**Rows**.
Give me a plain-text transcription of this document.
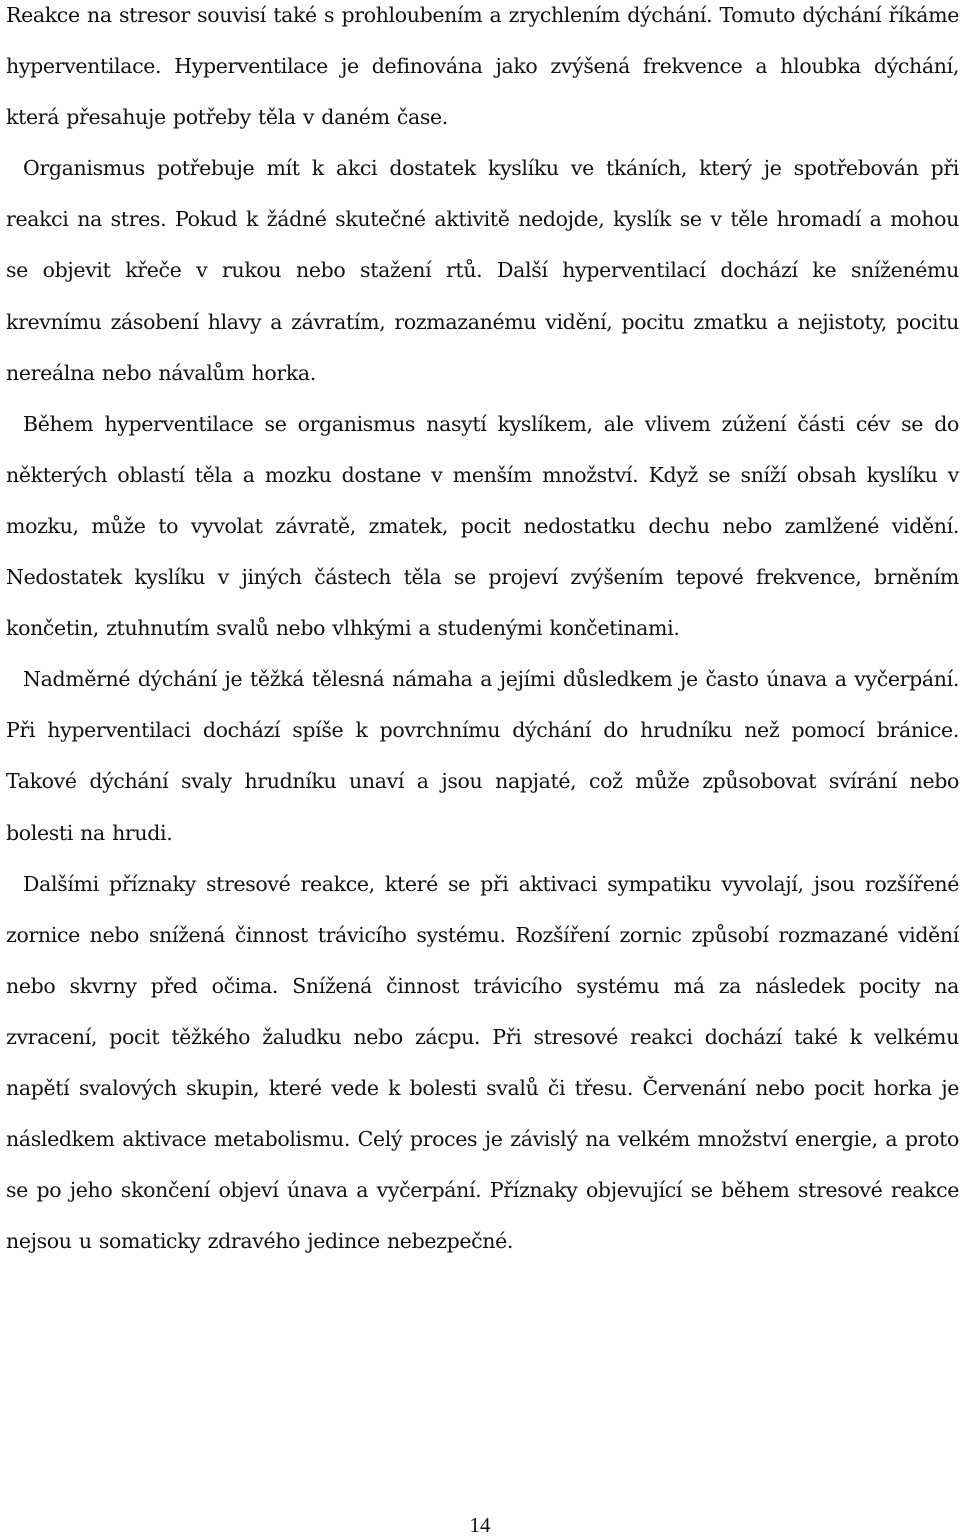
Reakce na stresor souvisí také s prohloubením a zrychlením dýchání. Tomuto dýchání říkáme hyperventilace. Hyperventilace je definována jako zvýšená frekvence a hloubka dýchání, která přesahuje potřeby těla v daném čase.

Organismus potřebuje mít k akci dostatek kyslíku ve tkáních, který je spotřebován při reakci na stres. Pokud k žádné skutečné aktivitě nedojde, kyslík se v těle hromadí a mohou se objevit křeče v rukou nebo stažení rtů. Další hyperventilací dochází ke sníženému krevnímu zásobení hlavy a závratím, rozmazanému vidění, pocitu zmatku a nejistoty, pocitu nereálna nebo návalům horka.

Během hyperventilace se organismus nasytí kyslíkem, ale vlivem zúžení části cév se do některých oblastí těla a mozku dostane v menším množství. Když se sníží obsah kyslíku v mozku, může to vyvolat závratě, zmatek, pocit nedostatku dechu nebo zamlžené vidění. Nedostatek kyslíku v jiných částech těla se projeví zvýšením tepové frekvence, brněním končetin, ztuhnutím svalů nebo vlhkými a studenými končetinami.

Nadměrné dýchání je těžká tělesná námaha a jejími důsledkem je často únava a vyčerpání. Při hyperventilaci dochází spíše k povrchnímu dýchání do hrudníku než pomocí bránice. Takové dýchání svaly hrudníku unaví a jsou napjaté, což může způsobovat svírání nebo bolesti na hrudi.

Dalšími příznaky stresové reakce, které se při aktivaci sympatiku vyvolají, jsou rozšířené zornice nebo snížená činnost trávicího systému. Rozšíření zornic způsobí rozmazané vidění nebo skvrny před očima. Snížená činnost trávicího systému má za následek pocity na zvracení, pocit těžkého žaludku nebo zácpu. Při stresové reakci dochází také k velkému napětí svalových skupin, které vede k bolesti svalů či třesu. Červenání nebo pocit horka je následkem aktivace metabolismu. Celý proces je závislý na velkém množství energie, a proto se po jeho skončení objeví únava a vyčerpání. Příznaky objevující se během stresové reakce nejsou u somaticky zdravého jedince nebezpečné.

14
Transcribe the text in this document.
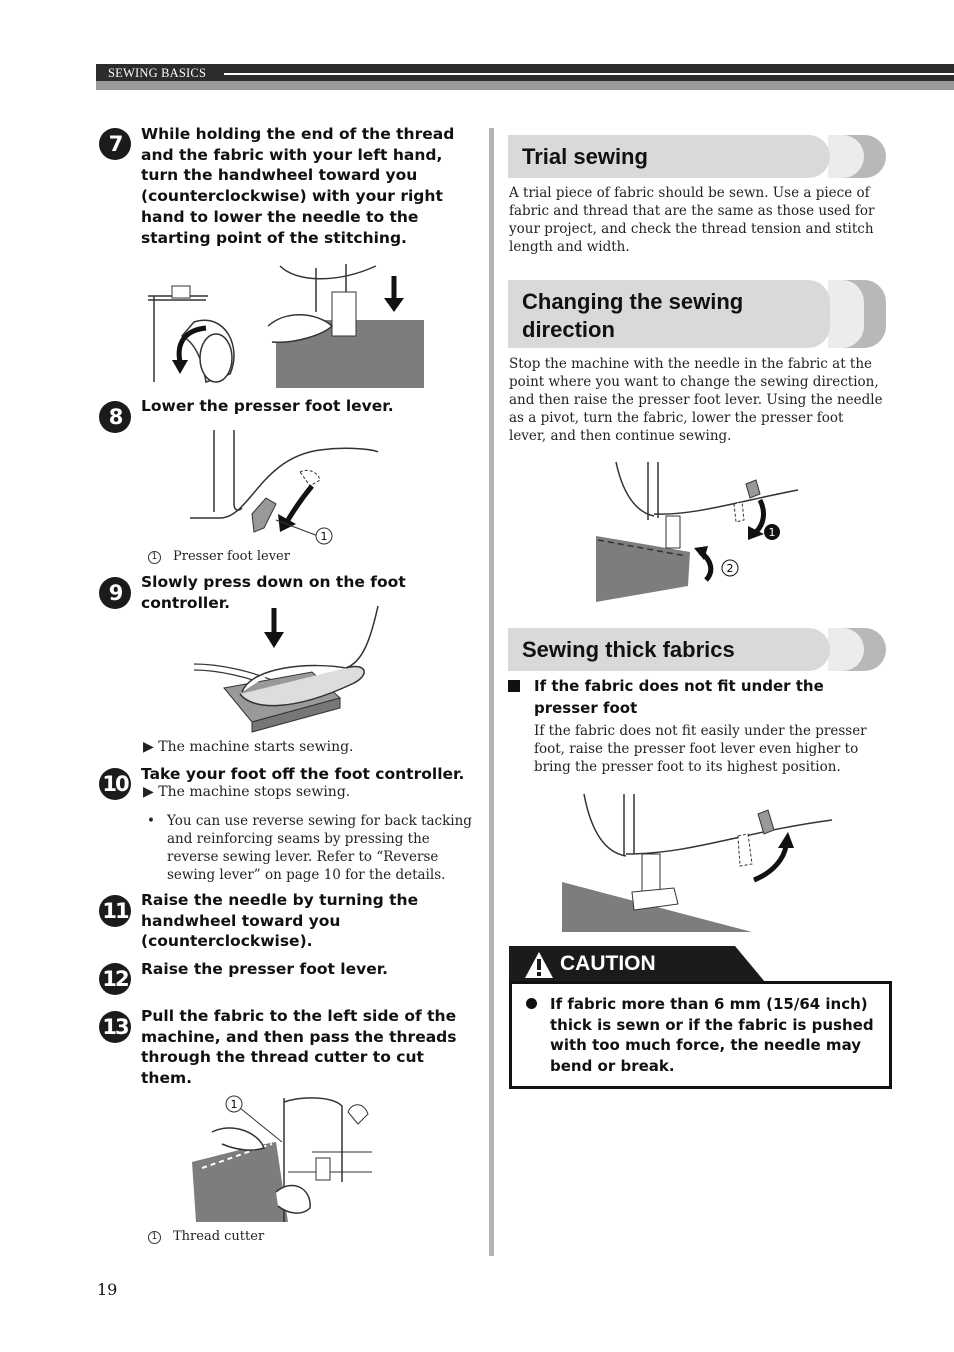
SEWING BASICS
7	While holding the end of the thread and the fabric with your left hand, turn the handwheel toward you (counterclockwise) with your right hand to lower the needle to the starting point of the stitching.
8	Lower the presser foot lever.
1
1 Presser foot lever
9	Slowly press down on the foot controller.
▶ The machine starts sewing.
10 Take your foot off the foot controller.
▶ The machine stops sewing.
• You can use reverse sewing for back tacking and reinforcing seams by pressing the reverse sewing lever. Refer to “Reverse sewing lever” on page 10 for the details.
11 Raise the needle by turning the handwheel toward you (counterclockwise).
12 Raise the presser foot lever.
13 Pull the fabric to the left side of the machine, and then pass the threads through the thread cutter to cut them.
1
1 Thread cutter
Trial sewing
A trial piece of fabric should be sewn. Use a piece of fabric and thread that are the same as those used for your project, and check the thread tension and stitch length and width.
Changing the sewing
direction
Stop the machine with the needle in the fabric at the point where you want to change the sewing direction, and then raise the presser foot lever. Using the needle as a pivot, turn the fabric, lower the presser foot lever, and then continue sewing.
1
2
Sewing thick fabrics
If the fabric does not fit under the presser foot
If the fabric does not fit easily under the presser foot, raise the presser foot lever even higher to bring the presser foot to its highest position.
CAUTION
If fabric more than 6 mm (15/64 inch) thick is sewn or if the fabric is pushed with too much force, the needle may bend or break.
19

**Directions for this task**. Pick out all the lines with the word "lever" in them and copy them.

**Expected answer**.
8	Lower the presser foot lever.
1 Presser foot lever
• You can use reverse sewing for back tacking and reinforcing seams by pressing the reverse sewing lever. Refer to “Reverse sewing lever” on page 10 for the details.
12 Raise the presser foot lever.
Stop the machine with the needle in the fabric at the point where you want to change the sewing direction, and then raise the presser foot lever. Using the needle as a pivot, turn the fabric, lower the presser foot lever, and then continue sewing.
If the fabric does not fit easily under the presser foot, raise the presser foot lever even higher to bring the presser foot to its highest position.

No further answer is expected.